* **Enunciado 1**
Da formato de tabla Markdown a las entradas de datos guardadas, desde su comienzo hasta la línea que contiene "svg-text:WT ZIKV: WT ZIKV: [215, 219, 239, 225]", ambos extremos incluidos. Usa las columnas n, con el número de fila, y Línea, y omite las líneas en blanco.

* **Texto dado**

La encíclica Spe Salvi, del papa Benedicto XVI, vista bajo una perspectiva adventista del séptimo día
El 30 de noviembre del año pasado, el papa Benedicto XVI promulgó la segunda encíclica de su pontificado. Titulada Spe Salvi,[1] la carta apostólica versa acerca de la esperanza cristiana y sus efectos en la vida de la comunidad de la fe, frente a un mundo alienado de Dios.
A pesar de ganar notoriedad en buena parte de los medios como un ataque al secularismo y al ateísmo, Spe Salvi focaliza sus consideraciones en el vivir cristiano. Benedicto XVI analiza diversos textos bíblicos, principalmente escritos por Pablo, acerca de la naturaleza, el significado y el propósito de la esperanza que Cristo nos trajo. “Porque en esperanza fuimos salvos” (Rom. 8:24) es el texto introductorio del Papa.
Con una retórica atemperada, entre la erudición y la apelación devocional, Benedicto XVI discurre acerca de puntos comunes a los cristianos, conduciendo su tema hasta introducir posiciones y dogmas católicos. En este artículo, pretendemos analizar brevemente sus declaraciones acerca de temas generalmente aceptados y, luego, acerca de lo que es particularmente católico.
En lo tocante al presente
En su disertación acerca de la esperanza, “gracias a la que podemos enfrentar nuestro tiempo presente”, Ratzinger señala hacia su propósito: los cristianos saben que “su vida no termina en el vacío”. Mientras que “el racionalismo filosófico relegó los dioses al campo de lo irreal”, el cristiano tiene la convicción de que no “son los elementos del cosmos, las leyes de la materia que, a fin de cuentas, gobiernan el mundo y el hombre, sino que es un Dios personal el que gobierna las estrellas; es decir, el universo”.
Para el pontífice, la fe nos concede “ahora algo de la realidad esperada, y esta realidad presente constituye para nosotros una ‘prueba’ de las cosas que no se ven”. La sustancia de las cosas futuras queda todavía más confirmada por intermedio de Cristo. Por eso, el “evangelio no es solo una comunicación de las realidades que se pueden saber, sino una comunicación que genera hechos y cambia la vida”.[2]
El apóstol Pedro nos llama al empeño en ser hallados en paz, sin culpa o mancha, una vez que estamos viviendo en el contexto en que el juicio comienza “por la casa de Dios” y teniendo en mente que esperamos “cielos nuevos y tierra nueva” (2 Ped. 3:13, 14; 1 Ped. 4:17). Así, tiene sentido que Benedicto XVI afirme: “La imagen del juicio final no es primariamente una imagen aterradora, sino de esperanza […] es una imagen que apela a la responsabilidad”.[3] Es inevitable aceptar que nuestra esperanza afecta el presente, la forma en que vivimos, nuestras actitudes, opiniones, criterios de juicio y relaciones.

[Entradas de datos guardadas]
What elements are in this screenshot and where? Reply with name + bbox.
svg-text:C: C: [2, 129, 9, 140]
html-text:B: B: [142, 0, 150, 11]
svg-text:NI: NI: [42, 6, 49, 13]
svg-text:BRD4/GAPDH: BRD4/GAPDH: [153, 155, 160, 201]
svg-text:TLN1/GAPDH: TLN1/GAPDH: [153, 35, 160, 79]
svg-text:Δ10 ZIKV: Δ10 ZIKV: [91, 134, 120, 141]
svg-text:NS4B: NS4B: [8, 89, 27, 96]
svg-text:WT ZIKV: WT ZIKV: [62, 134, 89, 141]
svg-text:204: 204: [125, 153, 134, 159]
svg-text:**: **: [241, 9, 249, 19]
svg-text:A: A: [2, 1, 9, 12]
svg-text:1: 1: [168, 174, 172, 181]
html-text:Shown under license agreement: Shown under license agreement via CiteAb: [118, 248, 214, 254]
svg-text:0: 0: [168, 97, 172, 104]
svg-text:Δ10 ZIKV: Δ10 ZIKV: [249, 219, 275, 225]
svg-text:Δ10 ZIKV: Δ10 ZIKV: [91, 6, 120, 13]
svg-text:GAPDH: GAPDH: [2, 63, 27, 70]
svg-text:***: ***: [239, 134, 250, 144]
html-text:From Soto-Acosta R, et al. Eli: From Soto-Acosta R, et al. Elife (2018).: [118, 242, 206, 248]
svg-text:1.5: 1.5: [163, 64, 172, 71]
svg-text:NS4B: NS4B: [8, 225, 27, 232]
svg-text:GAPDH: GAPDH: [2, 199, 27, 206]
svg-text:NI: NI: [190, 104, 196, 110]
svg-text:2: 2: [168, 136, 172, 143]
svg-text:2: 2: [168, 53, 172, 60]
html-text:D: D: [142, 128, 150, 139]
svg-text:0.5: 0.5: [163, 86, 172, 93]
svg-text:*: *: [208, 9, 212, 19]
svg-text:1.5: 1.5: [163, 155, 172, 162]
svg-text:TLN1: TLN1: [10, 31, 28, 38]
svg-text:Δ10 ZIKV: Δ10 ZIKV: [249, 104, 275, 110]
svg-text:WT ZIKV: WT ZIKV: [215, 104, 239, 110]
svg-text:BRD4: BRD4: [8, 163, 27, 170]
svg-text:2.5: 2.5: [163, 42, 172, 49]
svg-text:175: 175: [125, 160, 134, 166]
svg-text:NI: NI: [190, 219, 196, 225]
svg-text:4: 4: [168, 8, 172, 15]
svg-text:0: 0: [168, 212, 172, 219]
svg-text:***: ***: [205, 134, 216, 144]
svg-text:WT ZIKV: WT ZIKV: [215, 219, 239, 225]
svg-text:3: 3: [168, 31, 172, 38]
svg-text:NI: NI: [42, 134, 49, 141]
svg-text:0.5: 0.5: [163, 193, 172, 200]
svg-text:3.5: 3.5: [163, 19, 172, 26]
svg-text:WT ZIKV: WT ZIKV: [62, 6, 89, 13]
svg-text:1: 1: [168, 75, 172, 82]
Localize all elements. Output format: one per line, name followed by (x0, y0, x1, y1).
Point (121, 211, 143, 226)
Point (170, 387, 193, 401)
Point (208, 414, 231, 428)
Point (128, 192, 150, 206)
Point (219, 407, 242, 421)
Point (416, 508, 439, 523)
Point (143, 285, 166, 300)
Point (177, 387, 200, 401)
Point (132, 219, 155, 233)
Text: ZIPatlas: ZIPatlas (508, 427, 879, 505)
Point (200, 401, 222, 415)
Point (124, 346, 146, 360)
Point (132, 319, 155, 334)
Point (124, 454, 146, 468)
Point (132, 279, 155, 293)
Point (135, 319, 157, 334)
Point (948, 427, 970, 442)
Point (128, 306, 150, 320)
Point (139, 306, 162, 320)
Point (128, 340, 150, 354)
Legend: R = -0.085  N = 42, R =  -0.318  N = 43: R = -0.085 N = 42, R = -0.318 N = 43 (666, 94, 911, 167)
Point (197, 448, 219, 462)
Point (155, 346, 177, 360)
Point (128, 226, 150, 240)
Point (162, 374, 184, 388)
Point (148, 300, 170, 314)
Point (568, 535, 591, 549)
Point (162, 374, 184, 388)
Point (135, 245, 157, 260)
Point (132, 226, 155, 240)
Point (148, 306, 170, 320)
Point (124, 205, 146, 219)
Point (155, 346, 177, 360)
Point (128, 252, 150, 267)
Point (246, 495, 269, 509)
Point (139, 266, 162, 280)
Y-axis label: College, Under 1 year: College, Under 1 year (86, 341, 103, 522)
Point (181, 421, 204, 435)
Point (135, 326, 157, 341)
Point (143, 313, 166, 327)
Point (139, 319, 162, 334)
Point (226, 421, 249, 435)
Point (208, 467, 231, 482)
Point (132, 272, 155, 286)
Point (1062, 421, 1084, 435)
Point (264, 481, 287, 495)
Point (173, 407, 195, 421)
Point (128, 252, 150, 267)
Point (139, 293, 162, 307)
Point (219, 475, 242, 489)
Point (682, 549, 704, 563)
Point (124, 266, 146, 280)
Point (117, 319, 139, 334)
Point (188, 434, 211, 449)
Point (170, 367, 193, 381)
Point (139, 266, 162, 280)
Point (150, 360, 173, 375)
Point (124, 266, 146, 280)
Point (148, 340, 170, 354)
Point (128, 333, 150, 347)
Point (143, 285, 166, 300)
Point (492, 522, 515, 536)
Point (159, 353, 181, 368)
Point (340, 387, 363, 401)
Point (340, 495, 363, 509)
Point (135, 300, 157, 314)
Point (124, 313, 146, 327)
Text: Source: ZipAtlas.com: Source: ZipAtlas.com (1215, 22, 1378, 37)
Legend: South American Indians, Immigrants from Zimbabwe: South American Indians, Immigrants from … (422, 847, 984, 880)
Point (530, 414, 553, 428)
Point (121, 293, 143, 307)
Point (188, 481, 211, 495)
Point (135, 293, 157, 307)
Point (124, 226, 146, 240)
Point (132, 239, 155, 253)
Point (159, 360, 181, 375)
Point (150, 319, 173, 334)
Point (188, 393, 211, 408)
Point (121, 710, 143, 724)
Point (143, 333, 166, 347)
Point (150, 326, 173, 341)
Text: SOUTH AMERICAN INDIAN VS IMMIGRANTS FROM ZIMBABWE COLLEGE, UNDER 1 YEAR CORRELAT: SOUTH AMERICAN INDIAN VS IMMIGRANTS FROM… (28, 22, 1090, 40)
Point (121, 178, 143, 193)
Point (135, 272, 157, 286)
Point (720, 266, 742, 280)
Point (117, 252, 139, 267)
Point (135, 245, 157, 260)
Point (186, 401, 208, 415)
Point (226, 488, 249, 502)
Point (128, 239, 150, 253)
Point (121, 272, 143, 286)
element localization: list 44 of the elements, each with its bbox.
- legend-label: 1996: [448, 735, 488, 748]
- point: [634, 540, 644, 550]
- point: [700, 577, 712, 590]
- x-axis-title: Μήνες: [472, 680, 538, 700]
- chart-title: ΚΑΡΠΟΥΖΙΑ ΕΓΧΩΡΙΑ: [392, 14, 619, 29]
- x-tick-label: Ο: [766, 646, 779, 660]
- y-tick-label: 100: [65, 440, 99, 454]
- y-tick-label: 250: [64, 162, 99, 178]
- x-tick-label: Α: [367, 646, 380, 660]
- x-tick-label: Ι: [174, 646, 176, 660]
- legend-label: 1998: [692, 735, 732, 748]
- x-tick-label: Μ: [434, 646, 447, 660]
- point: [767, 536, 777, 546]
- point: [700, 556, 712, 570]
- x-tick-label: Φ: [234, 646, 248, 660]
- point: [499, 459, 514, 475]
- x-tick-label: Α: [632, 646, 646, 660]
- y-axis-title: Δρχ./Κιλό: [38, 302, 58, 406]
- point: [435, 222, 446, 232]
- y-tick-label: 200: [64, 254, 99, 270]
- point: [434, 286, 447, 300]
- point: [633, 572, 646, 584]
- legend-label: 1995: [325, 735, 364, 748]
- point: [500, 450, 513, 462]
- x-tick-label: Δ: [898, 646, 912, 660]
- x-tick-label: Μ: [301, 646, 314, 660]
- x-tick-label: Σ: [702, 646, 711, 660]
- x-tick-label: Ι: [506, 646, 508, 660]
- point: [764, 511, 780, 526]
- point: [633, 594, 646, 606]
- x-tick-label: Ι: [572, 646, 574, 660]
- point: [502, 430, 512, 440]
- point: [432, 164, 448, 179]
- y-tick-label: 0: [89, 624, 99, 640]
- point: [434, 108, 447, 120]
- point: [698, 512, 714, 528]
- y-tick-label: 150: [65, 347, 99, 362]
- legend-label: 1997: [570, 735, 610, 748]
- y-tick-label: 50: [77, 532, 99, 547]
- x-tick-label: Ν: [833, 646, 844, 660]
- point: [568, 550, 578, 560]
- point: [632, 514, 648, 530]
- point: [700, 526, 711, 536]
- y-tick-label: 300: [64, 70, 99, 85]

* **Enunciado 2**
Según el texto dado, ¿cuál es el texto introductorio del Papa en Spe Salvi?

* **Respuesta 1**
| n | Línea |
|---|---|
| 1 | What elements are in this screenshot and where? Reply with name + bbox. |
| 2 | svg-text:C: C: [2, 129, 9, 140] |
| 3 | html-text:B: B: [142, 0, 150, 11] |
| 4 | svg-text:NI: NI: [42, 6, 49, 13] |
| 5 | svg-text:BRD4/GAPDH: BRD4/GAPDH: [153, 155, 160, 201] |
| 6 | svg-text:TLN1/GAPDH: TLN1/GAPDH: [153, 35, 160, 79] |
| 7 | svg-text:Δ10 ZIKV: Δ10 ZIKV: [91, 134, 120, 141] |
| 8 | svg-text:NS4B: NS4B: [8, 89, 27, 96] |
| 9 | svg-text:WT ZIKV: WT ZIKV: [62, 134, 89, 141] |
| 10 | svg-text:204: 204: [125, 153, 134, 159] |
| 11 | svg-text:**: **: [241, 9, 249, 19] |
| 12 | svg-text:A: A: [2, 1, 9, 12] |
| 13 | svg-text:1: 1: [168, 174, 172, 181] |
| 14 | html-text:Shown under license agreement: Shown under license agreement via CiteAb: [118, 248, 214, 254] |
| 15 | svg-text:0: 0: [168, 97, 172, 104] |
| 16 | svg-text:Δ10 ZIKV: Δ10 ZIKV: [249, 219, 275, 225] |
| 17 | svg-text:Δ10 ZIKV: Δ10 ZIKV: [91, 6, 120, 13] |
| 18 | svg-text:GAPDH: GAPDH: [2, 63, 27, 70] |
| 19 | svg-text:***: ***: [239, 134, 250, 144] |
| 20 | html-text:From Soto-Acosta R, et al. Eli: From Soto-Acosta R, et al. Elife (2018).: [118, 242, 206, 248] |
| 21 | svg-text:1.5: 1.5: [163, 64, 172, 71] |
| 22 | svg-text:NS4B: NS4B: [8, 225, 27, 232] |
| 23 | svg-text:GAPDH: GAPDH: [2, 199, 27, 206] |
| 24 | svg-text:NI: NI: [190, 104, 196, 110] |
| 25 | svg-text:2: 2: [168, 136, 172, 143] |
| 26 | svg-text:2: 2: [168, 53, 172, 60] |
| 27 | html-text:D: D: [142, 128, 150, 139] |
| 28 | svg-text:0.5: 0.5: [163, 86, 172, 93] |
| 29 | svg-text:*: *: [208, 9, 212, 19] |
| 30 | svg-text:1.5: 1.5: [163, 155, 172, 162] |
| 31 | svg-text:TLN1: TLN1: [10, 31, 28, 38] |
| 32 | svg-text:Δ10 ZIKV: Δ10 ZIKV: [249, 104, 275, 110] |
| 33 | svg-text:WT ZIKV: WT ZIKV: [215, 104, 239, 110] |
| 34 | svg-text:BRD4: BRD4: [8, 163, 27, 170] |
| 35 | svg-text:2.5: 2.5: [163, 42, 172, 49] |
| 36 | svg-text:175: 175: [125, 160, 134, 166] |
| 37 | svg-text:NI: NI: [190, 219, 196, 225] |
| 38 | svg-text:4: 4: [168, 8, 172, 15] |
| 39 | svg-text:0: 0: [168, 212, 172, 219] |
| 40 | svg-text:***: ***: [205, 134, 216, 144] |
| 41 | svg-text:WT ZIKV: WT ZIKV: [215, 219, 239, 225] |

* **Respuesta 2**
“Porque en esperanza fuimos salvos” (Rom. 8:24).